» PROBLEM TO WORK ON:
Copy each of the following entries line for line, with no changes.
═══ THE INPUT
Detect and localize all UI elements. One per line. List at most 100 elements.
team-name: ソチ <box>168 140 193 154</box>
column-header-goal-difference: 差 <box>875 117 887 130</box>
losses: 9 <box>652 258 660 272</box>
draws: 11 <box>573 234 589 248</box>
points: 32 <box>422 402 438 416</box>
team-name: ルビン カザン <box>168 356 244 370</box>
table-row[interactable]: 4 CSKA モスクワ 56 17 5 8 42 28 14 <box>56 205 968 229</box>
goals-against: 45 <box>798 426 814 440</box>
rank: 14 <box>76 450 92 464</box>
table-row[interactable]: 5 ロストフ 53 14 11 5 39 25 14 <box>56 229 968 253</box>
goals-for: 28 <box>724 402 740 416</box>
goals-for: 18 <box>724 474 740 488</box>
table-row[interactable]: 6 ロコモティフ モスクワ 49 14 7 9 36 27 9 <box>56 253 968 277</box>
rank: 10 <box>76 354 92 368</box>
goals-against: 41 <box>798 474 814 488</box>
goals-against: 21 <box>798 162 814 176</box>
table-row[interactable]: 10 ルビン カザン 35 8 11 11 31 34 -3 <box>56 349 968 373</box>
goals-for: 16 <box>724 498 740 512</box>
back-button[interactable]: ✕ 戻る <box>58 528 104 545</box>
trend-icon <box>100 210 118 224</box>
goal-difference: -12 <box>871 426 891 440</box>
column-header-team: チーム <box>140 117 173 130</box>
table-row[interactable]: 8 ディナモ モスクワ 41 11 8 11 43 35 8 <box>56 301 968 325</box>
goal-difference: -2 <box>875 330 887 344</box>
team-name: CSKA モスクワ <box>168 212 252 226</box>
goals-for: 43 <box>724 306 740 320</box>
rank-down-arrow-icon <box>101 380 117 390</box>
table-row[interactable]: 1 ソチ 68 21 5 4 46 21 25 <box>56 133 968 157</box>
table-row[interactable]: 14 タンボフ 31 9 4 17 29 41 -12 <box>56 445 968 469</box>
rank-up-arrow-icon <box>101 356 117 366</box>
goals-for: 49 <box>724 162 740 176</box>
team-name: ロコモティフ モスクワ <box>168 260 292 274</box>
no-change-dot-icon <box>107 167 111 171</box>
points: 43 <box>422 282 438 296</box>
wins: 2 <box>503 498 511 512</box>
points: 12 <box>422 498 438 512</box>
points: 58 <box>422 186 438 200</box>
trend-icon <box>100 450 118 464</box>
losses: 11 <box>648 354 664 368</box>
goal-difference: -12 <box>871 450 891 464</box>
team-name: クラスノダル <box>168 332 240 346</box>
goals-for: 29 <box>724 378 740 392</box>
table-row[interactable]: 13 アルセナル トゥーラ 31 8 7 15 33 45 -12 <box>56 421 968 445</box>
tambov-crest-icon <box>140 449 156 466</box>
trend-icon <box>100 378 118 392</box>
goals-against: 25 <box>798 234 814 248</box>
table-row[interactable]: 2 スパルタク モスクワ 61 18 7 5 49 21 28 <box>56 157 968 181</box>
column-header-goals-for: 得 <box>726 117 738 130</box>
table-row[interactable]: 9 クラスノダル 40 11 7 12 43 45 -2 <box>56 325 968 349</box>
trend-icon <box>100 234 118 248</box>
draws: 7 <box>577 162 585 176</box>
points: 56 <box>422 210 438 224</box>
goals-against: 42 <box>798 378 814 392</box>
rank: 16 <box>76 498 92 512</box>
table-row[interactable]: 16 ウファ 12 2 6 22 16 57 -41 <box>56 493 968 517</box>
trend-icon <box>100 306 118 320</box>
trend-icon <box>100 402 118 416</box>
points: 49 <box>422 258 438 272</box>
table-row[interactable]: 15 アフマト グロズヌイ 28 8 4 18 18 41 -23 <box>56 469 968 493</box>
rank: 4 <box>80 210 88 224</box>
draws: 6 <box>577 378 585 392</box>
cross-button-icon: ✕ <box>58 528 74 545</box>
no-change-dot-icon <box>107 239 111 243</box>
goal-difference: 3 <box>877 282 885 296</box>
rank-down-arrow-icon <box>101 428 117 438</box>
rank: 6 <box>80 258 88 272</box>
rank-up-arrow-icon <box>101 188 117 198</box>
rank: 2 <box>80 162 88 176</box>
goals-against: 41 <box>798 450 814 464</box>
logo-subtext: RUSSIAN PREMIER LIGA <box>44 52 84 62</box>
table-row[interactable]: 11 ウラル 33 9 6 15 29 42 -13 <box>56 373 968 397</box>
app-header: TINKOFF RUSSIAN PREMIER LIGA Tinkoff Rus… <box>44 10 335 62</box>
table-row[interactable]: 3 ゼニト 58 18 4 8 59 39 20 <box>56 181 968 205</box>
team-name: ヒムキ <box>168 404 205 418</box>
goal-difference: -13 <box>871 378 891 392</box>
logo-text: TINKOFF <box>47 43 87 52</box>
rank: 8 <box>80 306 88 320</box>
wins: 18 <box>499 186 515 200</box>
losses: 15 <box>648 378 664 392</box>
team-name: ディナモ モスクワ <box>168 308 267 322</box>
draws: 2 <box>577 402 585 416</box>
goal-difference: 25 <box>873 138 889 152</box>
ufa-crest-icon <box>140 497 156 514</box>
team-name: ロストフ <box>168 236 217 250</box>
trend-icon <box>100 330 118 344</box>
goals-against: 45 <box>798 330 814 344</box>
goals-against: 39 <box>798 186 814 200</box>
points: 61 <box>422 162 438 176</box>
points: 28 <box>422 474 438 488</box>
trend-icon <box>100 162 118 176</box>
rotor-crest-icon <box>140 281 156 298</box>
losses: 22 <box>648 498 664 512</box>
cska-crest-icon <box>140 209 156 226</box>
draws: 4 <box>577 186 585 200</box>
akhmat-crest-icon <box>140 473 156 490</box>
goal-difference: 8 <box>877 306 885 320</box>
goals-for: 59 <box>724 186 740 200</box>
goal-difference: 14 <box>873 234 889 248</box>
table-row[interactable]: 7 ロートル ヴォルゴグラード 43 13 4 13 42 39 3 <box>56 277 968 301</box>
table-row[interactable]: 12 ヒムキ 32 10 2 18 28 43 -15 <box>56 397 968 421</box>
══════
» REPLY TO THE TASK:
Detect and localize all UI elements. One per line. List at most 100 elements.
team-name: ソチ <box>168 140 193 154</box>
column-header-goal-difference: 差 <box>875 117 887 130</box>
losses: 9 <box>652 258 660 272</box>
draws: 11 <box>573 234 589 248</box>
points: 32 <box>422 402 438 416</box>
team-name: ルビン カザン <box>168 356 244 370</box>
table-row[interactable]: 4 CSKA モスクワ 56 17 5 8 42 28 14 <box>56 205 968 229</box>
goals-against: 45 <box>798 426 814 440</box>
rank: 14 <box>76 450 92 464</box>
table-row[interactable]: 5 ロストフ 53 14 11 5 39 25 14 <box>56 229 968 253</box>
goals-for: 28 <box>724 402 740 416</box>
goals-for: 18 <box>724 474 740 488</box>
table-row[interactable]: 6 ロコモティフ モスクワ 49 14 7 9 36 27 9 <box>56 253 968 277</box>
rank: 10 <box>76 354 92 368</box>
goals-against: 41 <box>798 474 814 488</box>
goals-against: 21 <box>798 162 814 176</box>
table-row[interactable]: 10 ルビン カザン 35 8 11 11 31 34 -3 <box>56 349 968 373</box>
goals-for: 16 <box>724 498 740 512</box>
back-button[interactable]: ✕ 戻る <box>58 528 104 545</box>
trend-icon <box>100 210 118 224</box>
goal-difference: -12 <box>871 426 891 440</box>
column-header-team: チーム <box>140 117 173 130</box>
table-row[interactable]: 8 ディナモ モスクワ 41 11 8 11 43 35 8 <box>56 301 968 325</box>
goal-difference: -2 <box>875 330 887 344</box>
team-name: CSKA モスクワ <box>168 212 252 226</box>
goals-for: 43 <box>724 306 740 320</box>
rank-down-arrow-icon <box>101 380 117 390</box>
table-row[interactable]: 1 ソチ 68 21 5 4 46 21 25 <box>56 133 968 157</box>
table-row[interactable]: 14 タンボフ 31 9 4 17 29 41 -12 <box>56 445 968 469</box>
rank-up-arrow-icon <box>101 356 117 366</box>
goals-for: 49 <box>724 162 740 176</box>
team-name: ロコモティフ モスクワ <box>168 260 292 274</box>
no-change-dot-icon <box>107 167 111 171</box>
points: 43 <box>422 282 438 296</box>
wins: 2 <box>503 498 511 512</box>
points: 12 <box>422 498 438 512</box>
points: 58 <box>422 186 438 200</box>
trend-icon <box>100 450 118 464</box>
losses: 11 <box>648 354 664 368</box>
goal-difference: -12 <box>871 450 891 464</box>
team-name: クラスノダル <box>168 332 240 346</box>
goals-for: 29 <box>724 378 740 392</box>
table-row[interactable]: 13 アルセナル トゥーラ 31 8 7 15 33 45 -12 <box>56 421 968 445</box>
tambov-crest-icon <box>140 449 156 466</box>
trend-icon <box>100 378 118 392</box>
goals-against: 25 <box>798 234 814 248</box>
table-row[interactable]: 2 スパルタク モスクワ 61 18 7 5 49 21 28 <box>56 157 968 181</box>
column-header-goals-for: 得 <box>726 117 738 130</box>
table-row[interactable]: 9 クラスノダル 40 11 7 12 43 45 -2 <box>56 325 968 349</box>
trend-icon <box>100 234 118 248</box>
draws: 7 <box>577 162 585 176</box>
points: 56 <box>422 210 438 224</box>
goals-against: 42 <box>798 378 814 392</box>
rank: 16 <box>76 498 92 512</box>
table-row[interactable]: 16 ウファ 12 2 6 22 16 57 -41 <box>56 493 968 517</box>
trend-icon <box>100 306 118 320</box>
trend-icon <box>100 402 118 416</box>
points: 49 <box>422 258 438 272</box>
table-row[interactable]: 15 アフマト グロズヌイ 28 8 4 18 18 41 -23 <box>56 469 968 493</box>
rank: 4 <box>80 210 88 224</box>
draws: 6 <box>577 378 585 392</box>
cross-button-icon: ✕ <box>58 528 74 545</box>
no-change-dot-icon <box>107 239 111 243</box>
goal-difference: 3 <box>877 282 885 296</box>
rank-down-arrow-icon <box>101 428 117 438</box>
rank: 6 <box>80 258 88 272</box>
rank-up-arrow-icon <box>101 188 117 198</box>
rank: 2 <box>80 162 88 176</box>
goals-against: 41 <box>798 450 814 464</box>
logo-subtext: RUSSIAN PREMIER LIGA <box>44 52 84 62</box>
table-row[interactable]: 11 ウラル 33 9 6 15 29 42 -13 <box>56 373 968 397</box>
app-header: TINKOFF RUSSIAN PREMIER LIGA Tinkoff Rus… <box>44 10 335 62</box>
table-row[interactable]: 3 ゼニト 58 18 4 8 59 39 20 <box>56 181 968 205</box>
team-name: ヒムキ <box>168 404 205 418</box>
goal-difference: -13 <box>871 378 891 392</box>
logo-text: TINKOFF <box>47 43 87 52</box>
rank: 8 <box>80 306 88 320</box>
wins: 18 <box>499 186 515 200</box>
losses: 15 <box>648 378 664 392</box>
team-name: ディナモ モスクワ <box>168 308 267 322</box>
draws: 2 <box>577 402 585 416</box>
goal-difference: 25 <box>873 138 889 152</box>
ufa-crest-icon <box>140 497 156 514</box>
team-name: ロストフ <box>168 236 217 250</box>
trend-icon <box>100 330 118 344</box>
goals-against: 45 <box>798 330 814 344</box>
goals-against: 39 <box>798 186 814 200</box>
points: 61 <box>422 162 438 176</box>
points: 28 <box>422 474 438 488</box>
trend-icon <box>100 162 118 176</box>
rotor-crest-icon <box>140 281 156 298</box>
losses: 22 <box>648 498 664 512</box>
cska-crest-icon <box>140 209 156 226</box>
draws: 4 <box>577 186 585 200</box>
akhmat-crest-icon <box>140 473 156 490</box>
goal-difference: 8 <box>877 306 885 320</box>
goals-for: 59 <box>724 186 740 200</box>
goal-difference: 14 <box>873 234 889 248</box>
table-row[interactable]: 7 ロートル ヴォルゴグラード 43 13 4 13 42 39 3 <box>56 277 968 301</box>
table-row[interactable]: 12 ヒムキ 32 10 2 18 28 43 -15 <box>56 397 968 421</box>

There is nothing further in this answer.